## What is needed
Output the records. Match them exactly.

## Source records
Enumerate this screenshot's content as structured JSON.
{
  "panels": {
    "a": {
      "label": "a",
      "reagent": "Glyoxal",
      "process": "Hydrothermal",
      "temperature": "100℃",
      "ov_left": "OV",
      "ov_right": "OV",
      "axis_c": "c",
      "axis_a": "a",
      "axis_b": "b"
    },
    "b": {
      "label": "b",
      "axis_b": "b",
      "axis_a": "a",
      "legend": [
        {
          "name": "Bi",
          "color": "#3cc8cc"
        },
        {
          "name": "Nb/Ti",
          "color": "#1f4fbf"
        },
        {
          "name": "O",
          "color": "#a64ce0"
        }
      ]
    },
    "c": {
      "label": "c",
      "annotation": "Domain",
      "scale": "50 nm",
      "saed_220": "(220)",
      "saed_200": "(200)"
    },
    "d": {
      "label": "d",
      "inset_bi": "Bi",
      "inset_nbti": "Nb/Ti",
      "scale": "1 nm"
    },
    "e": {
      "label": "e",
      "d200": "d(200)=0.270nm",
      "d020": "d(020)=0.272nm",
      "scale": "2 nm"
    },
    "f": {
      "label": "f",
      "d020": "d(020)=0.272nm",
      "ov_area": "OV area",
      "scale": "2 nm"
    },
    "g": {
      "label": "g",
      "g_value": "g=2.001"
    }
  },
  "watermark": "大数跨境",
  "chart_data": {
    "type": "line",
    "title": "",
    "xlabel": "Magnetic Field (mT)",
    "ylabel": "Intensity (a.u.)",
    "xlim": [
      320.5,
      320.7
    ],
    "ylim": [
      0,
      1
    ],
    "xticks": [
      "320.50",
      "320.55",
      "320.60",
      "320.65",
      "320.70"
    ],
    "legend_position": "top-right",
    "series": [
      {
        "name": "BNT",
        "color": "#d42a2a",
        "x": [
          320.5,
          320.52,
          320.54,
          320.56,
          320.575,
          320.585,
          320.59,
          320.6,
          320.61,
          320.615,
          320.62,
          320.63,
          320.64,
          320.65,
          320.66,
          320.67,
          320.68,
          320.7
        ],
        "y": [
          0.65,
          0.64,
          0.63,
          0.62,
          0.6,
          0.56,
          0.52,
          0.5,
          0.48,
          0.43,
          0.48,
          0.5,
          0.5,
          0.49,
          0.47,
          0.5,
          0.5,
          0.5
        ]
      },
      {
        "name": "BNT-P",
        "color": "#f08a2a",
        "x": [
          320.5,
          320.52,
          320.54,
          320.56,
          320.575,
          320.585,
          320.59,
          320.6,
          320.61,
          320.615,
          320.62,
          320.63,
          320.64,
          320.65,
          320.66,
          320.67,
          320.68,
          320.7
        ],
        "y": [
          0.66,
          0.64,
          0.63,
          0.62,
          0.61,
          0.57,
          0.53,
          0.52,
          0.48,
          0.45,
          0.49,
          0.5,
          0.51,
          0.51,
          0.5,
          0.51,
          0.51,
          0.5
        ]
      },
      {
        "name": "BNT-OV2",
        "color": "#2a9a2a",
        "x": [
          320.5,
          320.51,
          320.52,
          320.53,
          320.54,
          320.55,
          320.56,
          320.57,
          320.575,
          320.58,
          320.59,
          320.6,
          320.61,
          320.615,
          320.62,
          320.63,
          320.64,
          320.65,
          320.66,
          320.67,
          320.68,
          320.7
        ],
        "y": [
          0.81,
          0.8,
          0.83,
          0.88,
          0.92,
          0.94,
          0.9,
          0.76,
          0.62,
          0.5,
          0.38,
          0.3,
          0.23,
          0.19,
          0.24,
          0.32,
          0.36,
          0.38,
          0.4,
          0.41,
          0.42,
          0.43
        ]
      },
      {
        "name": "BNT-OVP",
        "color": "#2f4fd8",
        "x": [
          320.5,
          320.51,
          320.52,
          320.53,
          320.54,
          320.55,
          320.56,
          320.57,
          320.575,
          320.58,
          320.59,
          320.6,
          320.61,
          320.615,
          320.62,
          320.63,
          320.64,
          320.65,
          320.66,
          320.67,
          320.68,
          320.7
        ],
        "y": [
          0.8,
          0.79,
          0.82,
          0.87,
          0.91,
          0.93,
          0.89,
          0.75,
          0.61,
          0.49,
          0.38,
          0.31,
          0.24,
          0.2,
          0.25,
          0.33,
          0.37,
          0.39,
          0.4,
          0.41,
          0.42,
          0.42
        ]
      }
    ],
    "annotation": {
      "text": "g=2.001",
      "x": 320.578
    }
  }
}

## Response to this exercise
Enumerate this screenshot's content as structured JSON.
{
  "panels": {
    "a": {
      "label": "a",
      "reagent": "Glyoxal",
      "process": "Hydrothermal",
      "temperature": "100℃",
      "ov_left": "OV",
      "ov_right": "OV",
      "axis_c": "c",
      "axis_a": "a",
      "axis_b": "b"
    },
    "b": {
      "label": "b",
      "axis_b": "b",
      "axis_a": "a",
      "legend": [
        {
          "name": "Bi",
          "color": "#3cc8cc"
        },
        {
          "name": "Nb/Ti",
          "color": "#1f4fbf"
        },
        {
          "name": "O",
          "color": "#a64ce0"
        }
      ]
    },
    "c": {
      "label": "c",
      "annotation": "Domain",
      "scale": "50 nm",
      "saed_220": "(220)",
      "saed_200": "(200)"
    },
    "d": {
      "label": "d",
      "inset_bi": "Bi",
      "inset_nbti": "Nb/Ti",
      "scale": "1 nm"
    },
    "e": {
      "label": "e",
      "d200": "d(200)=0.270nm",
      "d020": "d(020)=0.272nm",
      "scale": "2 nm"
    },
    "f": {
      "label": "f",
      "d020": "d(020)=0.272nm",
      "ov_area": "OV area",
      "scale": "2 nm"
    },
    "g": {
      "label": "g",
      "g_value": "g=2.001"
    }
  },
  "watermark": "大数跨境",
  "chart_data": {
    "type": "line",
    "title": "",
    "xlabel": "Magnetic Field (mT)",
    "ylabel": "Intensity (a.u.)",
    "xlim": [
      320.5,
      320.7
    ],
    "ylim": [
      0,
      1
    ],
    "xticks": [
      "320.50",
      "320.55",
      "320.60",
      "320.65",
      "320.70"
    ],
    "legend_position": "top-right",
    "series": [
      {
        "name": "BNT",
        "color": "#d42a2a",
        "x": [
          320.5,
          320.52,
          320.54,
          320.56,
          320.575,
          320.585,
          320.59,
          320.6,
          320.61,
          320.615,
          320.62,
          320.63,
          320.64,
          320.65,
          320.66,
          320.67,
          320.68,
          320.7
        ],
        "y": [
          0.65,
          0.64,
          0.63,
          0.62,
          0.6,
          0.56,
          0.52,
          0.5,
          0.48,
          0.43,
          0.48,
          0.5,
          0.5,
          0.49,
          0.47,
          0.5,
          0.5,
          0.5
        ]
      },
      {
        "name": "BNT-P",
        "color": "#f08a2a",
        "x": [
          320.5,
          320.52,
          320.54,
          320.56,
          320.575,
          320.585,
          320.59,
          320.6,
          320.61,
          320.615,
          320.62,
          320.63,
          320.64,
          320.65,
          320.66,
          320.67,
          320.68,
          320.7
        ],
        "y": [
          0.66,
          0.64,
          0.63,
          0.62,
          0.61,
          0.57,
          0.53,
          0.52,
          0.48,
          0.45,
          0.49,
          0.5,
          0.51,
          0.51,
          0.5,
          0.51,
          0.51,
          0.5
        ]
      },
      {
        "name": "BNT-OV2",
        "color": "#2a9a2a",
        "x": [
          320.5,
          320.51,
          320.52,
          320.53,
          320.54,
          320.55,
          320.56,
          320.57,
          320.575,
          320.58,
          320.59,
          320.6,
          320.61,
          320.615,
          320.62,
          320.63,
          320.64,
          320.65,
          320.66,
          320.67,
          320.68,
          320.7
        ],
        "y": [
          0.81,
          0.8,
          0.83,
          0.88,
          0.92,
          0.94,
          0.9,
          0.76,
          0.62,
          0.5,
          0.38,
          0.3,
          0.23,
          0.19,
          0.24,
          0.32,
          0.36,
          0.38,
          0.4,
          0.41,
          0.42,
          0.43
        ]
      },
      {
        "name": "BNT-OVP",
        "color": "#2f4fd8",
        "x": [
          320.5,
          320.51,
          320.52,
          320.53,
          320.54,
          320.55,
          320.56,
          320.57,
          320.575,
          320.58,
          320.59,
          320.6,
          320.61,
          320.615,
          320.62,
          320.63,
          320.64,
          320.65,
          320.66,
          320.67,
          320.68,
          320.7
        ],
        "y": [
          0.8,
          0.79,
          0.82,
          0.87,
          0.91,
          0.93,
          0.89,
          0.75,
          0.61,
          0.49,
          0.38,
          0.31,
          0.24,
          0.2,
          0.25,
          0.33,
          0.37,
          0.39,
          0.4,
          0.41,
          0.42,
          0.42
        ]
      }
    ],
    "annotation": {
      "text": "g=2.001",
      "x": 320.578
    }
  }
}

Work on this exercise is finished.